## TASKS FOR THIS EXERCISE
**A)** In the passage about Adams's letters on Bible study, what four ways does he recommend for approaching the Bible?
**B)** Please extend the passage on Adams's letters about Bible study, starting after its final sentence.

## PASSAGE TO READ
* * * * *
His goal in writing the letters, as he explains in Letter 6, “was to show you [that is, his son] the importance of devoting your own faculties to this pursuit [that is, studying the Bible].” As he notes, “No book in the world deserves to be so unceasingly studied, and so profoundly meditated upon as the Bible…. To read the Bible is of itself a laudable occupation and can scarcely fail of being a useful employment of time; but the habit of reflecting upon what you have read is equally essential as that of reading itself.”

Adams recommends approaching Bible study in four ways: first, as divine revelation; second, as historical records; third, as a system of morals; and fourth, as literary composition. Scattered within the letters are glorious insights about the Bible. For example, Adams explains that one of the strongest proofs for the divine origin of the Mosaic law is that the laws of nearly every other society have “perished entirely [from history] and been obliterated from the memory of mankind.” By contrast, the Mosaic laws — sneeringly characterized by Tacitus as “the laws of a paltry tribe of shepherds” — “not only have survived the wreck of those empires, but remain this rules of faith and practice to every enlightened nation of the world.”
* * * * *
## ENTRIES
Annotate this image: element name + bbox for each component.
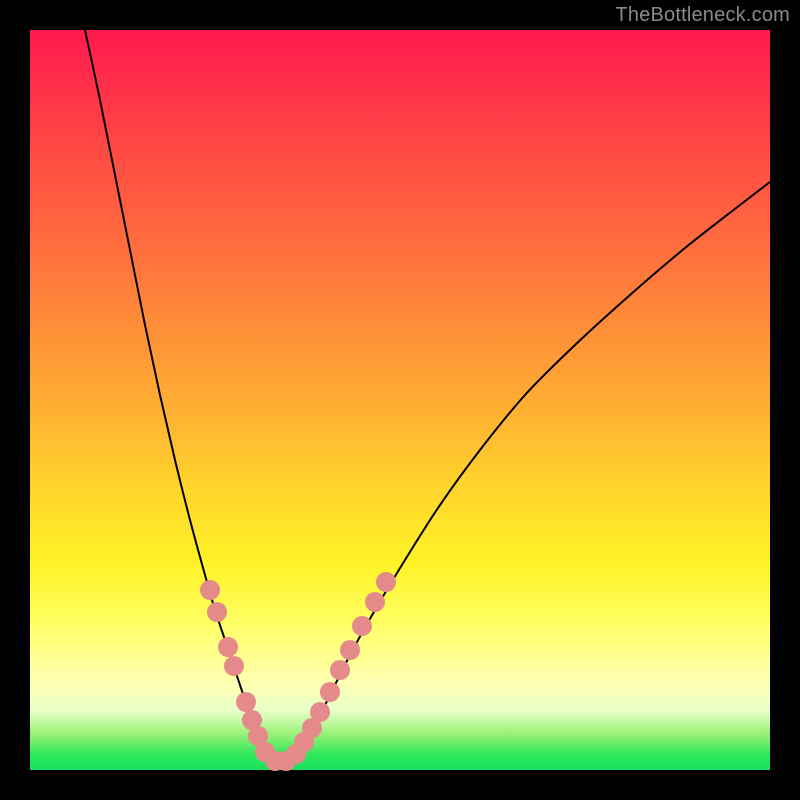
marker-point xyxy=(310,702,330,722)
watermark-text: TheBottleneck.com xyxy=(615,4,790,27)
v-curve xyxy=(85,30,770,763)
chart-frame: TheBottleneck.com xyxy=(0,0,800,800)
marker-point xyxy=(320,682,340,702)
marker-point xyxy=(340,640,360,660)
marker-point xyxy=(207,602,227,622)
marker-point xyxy=(352,616,372,636)
marker-point xyxy=(376,572,396,592)
plot-area xyxy=(30,30,770,770)
curve-markers xyxy=(200,572,396,771)
series-left-branch xyxy=(85,30,270,760)
marker-point xyxy=(218,637,238,657)
marker-point xyxy=(330,660,350,680)
marker-point xyxy=(236,692,256,712)
marker-point xyxy=(365,592,385,612)
marker-point xyxy=(224,656,244,676)
series-right-branch xyxy=(290,182,770,760)
curve-layer xyxy=(30,30,770,770)
marker-point xyxy=(200,580,220,600)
* * * * *
## ANSWERS FOR THE TASKS
**A)** As divine revelation, as historical records, as a system of morals, and as literary composition.

**B)**
My favorite aspect of this collection of letters is Adams’ fatherly concern for the spiritual well-being of his son. Consider: “Endeavor, my dear son, to discipline your heart, and to govern your conduct by [the example of Christ; be meek, be gentle, be kindly affectionate to all mankind, not excepting your enemies; but never be tame or abject; never give way to the pushes of impudence, or show yourself yielding or complying to prejudice, wrong-headedness, or intractability… build your house upon the rock, and then let the rains descend, and the floods come, and the winds blow and beat upon the house—it shall not fall, it will be founded upon a rock. So promises your blessed Lord and Master, and so prays your affectionate father.”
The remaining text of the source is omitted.